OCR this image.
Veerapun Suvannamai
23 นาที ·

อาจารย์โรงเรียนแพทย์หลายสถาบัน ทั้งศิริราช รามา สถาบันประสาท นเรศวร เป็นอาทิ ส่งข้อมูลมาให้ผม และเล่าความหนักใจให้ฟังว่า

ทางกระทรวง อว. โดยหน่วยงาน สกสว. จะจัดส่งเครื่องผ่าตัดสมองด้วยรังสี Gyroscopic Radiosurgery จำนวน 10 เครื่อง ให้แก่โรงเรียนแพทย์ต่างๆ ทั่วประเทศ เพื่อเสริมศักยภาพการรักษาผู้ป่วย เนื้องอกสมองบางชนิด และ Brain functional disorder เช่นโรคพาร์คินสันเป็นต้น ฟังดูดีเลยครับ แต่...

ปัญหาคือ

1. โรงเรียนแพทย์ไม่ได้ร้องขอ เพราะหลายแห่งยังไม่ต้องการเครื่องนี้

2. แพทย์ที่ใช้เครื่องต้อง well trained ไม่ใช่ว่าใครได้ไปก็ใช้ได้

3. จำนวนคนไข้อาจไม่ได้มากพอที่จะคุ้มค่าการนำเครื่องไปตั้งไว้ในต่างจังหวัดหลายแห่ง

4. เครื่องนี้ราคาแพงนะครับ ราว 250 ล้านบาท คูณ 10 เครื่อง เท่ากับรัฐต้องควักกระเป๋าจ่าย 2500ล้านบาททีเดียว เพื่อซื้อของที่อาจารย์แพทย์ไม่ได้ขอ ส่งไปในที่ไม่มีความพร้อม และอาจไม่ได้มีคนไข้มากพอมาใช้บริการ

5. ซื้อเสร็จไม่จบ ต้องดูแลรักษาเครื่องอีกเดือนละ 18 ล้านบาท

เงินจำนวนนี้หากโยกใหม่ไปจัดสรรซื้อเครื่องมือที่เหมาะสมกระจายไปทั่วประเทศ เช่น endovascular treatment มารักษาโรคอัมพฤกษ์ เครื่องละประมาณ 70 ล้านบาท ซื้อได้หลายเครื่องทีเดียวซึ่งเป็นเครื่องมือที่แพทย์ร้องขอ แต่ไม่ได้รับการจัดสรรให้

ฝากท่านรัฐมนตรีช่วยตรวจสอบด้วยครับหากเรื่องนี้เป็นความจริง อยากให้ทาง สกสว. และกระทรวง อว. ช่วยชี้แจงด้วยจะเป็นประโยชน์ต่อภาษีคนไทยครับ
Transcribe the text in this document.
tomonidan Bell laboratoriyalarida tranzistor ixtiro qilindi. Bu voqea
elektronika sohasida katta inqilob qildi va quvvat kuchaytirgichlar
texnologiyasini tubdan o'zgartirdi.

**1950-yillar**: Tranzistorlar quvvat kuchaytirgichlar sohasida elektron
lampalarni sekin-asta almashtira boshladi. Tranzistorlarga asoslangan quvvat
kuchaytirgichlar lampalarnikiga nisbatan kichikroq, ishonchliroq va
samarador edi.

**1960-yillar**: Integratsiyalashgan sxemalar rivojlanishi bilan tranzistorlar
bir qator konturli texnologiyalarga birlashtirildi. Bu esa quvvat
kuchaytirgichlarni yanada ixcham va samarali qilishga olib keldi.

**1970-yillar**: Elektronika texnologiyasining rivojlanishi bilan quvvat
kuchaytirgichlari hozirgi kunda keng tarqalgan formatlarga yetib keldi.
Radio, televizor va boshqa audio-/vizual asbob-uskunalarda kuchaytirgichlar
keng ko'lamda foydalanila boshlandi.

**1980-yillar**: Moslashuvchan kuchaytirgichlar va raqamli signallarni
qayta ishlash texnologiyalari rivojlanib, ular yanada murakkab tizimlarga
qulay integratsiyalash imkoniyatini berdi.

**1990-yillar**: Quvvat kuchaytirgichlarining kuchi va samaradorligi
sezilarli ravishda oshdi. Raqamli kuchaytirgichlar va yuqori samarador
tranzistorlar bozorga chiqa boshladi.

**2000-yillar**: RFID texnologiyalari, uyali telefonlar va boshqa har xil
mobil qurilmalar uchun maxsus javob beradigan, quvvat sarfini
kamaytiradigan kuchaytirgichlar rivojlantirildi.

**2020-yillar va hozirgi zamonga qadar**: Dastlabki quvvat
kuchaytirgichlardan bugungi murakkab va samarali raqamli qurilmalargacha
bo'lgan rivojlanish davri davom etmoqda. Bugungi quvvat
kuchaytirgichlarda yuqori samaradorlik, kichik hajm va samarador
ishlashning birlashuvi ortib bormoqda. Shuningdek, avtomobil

#### Directive:
Retype all of the entries precisely as they are.

#### Task response:
OCR this image.
Veerapun Suvannamai
23 นาที ·

อาจารย์โรงเรียนแพทย์หลายสถาบัน ทั้งศิริราช รามา สถาบันประสาท นเรศวร เป็นอาทิ ส่งข้อมูลมาให้ผม และเล่าความหนักใจให้ฟังว่า

ทางกระทรวง อว. โดยหน่วยงาน สกสว. จะจัดส่งเครื่องผ่าตัดสมองด้วยรังสี Gyroscopic Radiosurgery จำนวน 10 เครื่อง ให้แก่โรงเรียนแพทย์ต่างๆ ทั่วประเทศ เพื่อเสริมศักยภาพการรักษาผู้ป่วย เนื้องอกสมองบางชนิด และ Brain functional disorder เช่นโรคพาร์คินสันเป็นต้น ฟังดูดีเลยครับ แต่...

ปัญหาคือ

1. โรงเรียนแพทย์ไม่ได้ร้องขอ เพราะหลายแห่งยังไม่ต้องการเครื่องนี้

2. แพทย์ที่ใช้เครื่องต้อง well trained ไม่ใช่ว่าใครได้ไปก็ใช้ได้

3. จำนวนคนไข้อาจไม่ได้มากพอที่จะคุ้มค่าการนำเครื่องไปตั้งไว้ในต่างจังหวัดหลายแห่ง

4. เครื่องนี้ราคาแพงนะครับ ราว 250 ล้านบาท คูณ 10 เครื่อง เท่ากับรัฐต้องควักกระเป๋าจ่าย 2500ล้านบาททีเดียว เพื่อซื้อของที่อาจารย์แพทย์ไม่ได้ขอ ส่งไปในที่ไม่มีความพร้อม และอาจไม่ได้มีคนไข้มากพอมาใช้บริการ

5. ซื้อเสร็จไม่จบ ต้องดูแลรักษาเครื่องอีกเดือนละ 18 ล้านบาท

เงินจำนวนนี้หากโยกใหม่ไปจัดสรรซื้อเครื่องมือที่เหมาะสมกระจายไปทั่วประเทศ เช่น endovascular treatment มารักษาโรคอัมพฤกษ์ เครื่องละประมาณ 70 ล้านบาท ซื้อได้หลายเครื่องทีเดียวซึ่งเป็นเครื่องมือที่แพทย์ร้องขอ แต่ไม่ได้รับการจัดสรรให้

ฝากท่านรัฐมนตรีช่วยตรวจสอบด้วยครับหากเรื่องนี้เป็นความจริง อยากให้ทาง สกสว. และกระทรวง อว. ช่วยชี้แจงด้วยจะเป็นประโยชน์ต่อภาษีคนไทยครับ
Transcribe the text in this document.
tomonidan Bell laboratoriyalarida tranzistor ixtiro qilindi. Bu voqea
elektronika sohasida katta inqilob qildi va quvvat kuchaytirgichlar
texnologiyasini tubdan o'zgartirdi.

**1950-yillar**: Tranzistorlar quvvat kuchaytirgichlar sohasida elektron
lampalarni sekin-asta almashtira boshladi. Tranzistorlarga asoslangan quvvat
kuchaytirgichlar lampalarnikiga nisbatan kichikroq, ishonchliroq va
samarador edi.

**1960-yillar**: Integratsiyalashgan sxemalar rivojlanishi bilan tranzistorlar
bir qator konturli texnologiyalarga birlashtirildi. Bu esa quvvat
kuchaytirgichlarni yanada ixcham va samarali qilishga olib keldi.

**1970-yillar**: Elektronika texnologiyasining rivojlanishi bilan quvvat
kuchaytirgichlari hozirgi kunda keng tarqalgan formatlarga yetib keldi.
Radio, televizor va boshqa audio-/vizual asbob-uskunalarda kuchaytirgichlar
keng ko'lamda foydalanila boshlandi.

**1980-yillar**: Moslashuvchan kuchaytirgichlar va raqamli signallarni
qayta ishlash texnologiyalari rivojlanib, ular yanada murakkab tizimlarga
qulay integratsiyalash imkoniyatini berdi.

**1990-yillar**: Quvvat kuchaytirgichlarining kuchi va samaradorligi
sezilarli ravishda oshdi. Raqamli kuchaytirgichlar va yuqori samarador
tranzistorlar bozorga chiqa boshladi.

**2000-yillar**: RFID texnologiyalari, uyali telefonlar va boshqa har xil
mobil qurilmalar uchun maxsus javob beradigan, quvvat sarfini
kamaytiradigan kuchaytirgichlar rivojlantirildi.

**2020-yillar va hozirgi zamonga qadar**: Dastlabki quvvat
kuchaytirgichlardan bugungi murakkab va samarali raqamli qurilmalargacha
bo'lgan rivojlanish davri davom etmoqda. Bugungi quvvat
kuchaytirgichlarda yuqori samaradorlik, kichik hajm va samarador
ishlashning birlashuvi ortib bormoqda. Shuningdek, avtomobil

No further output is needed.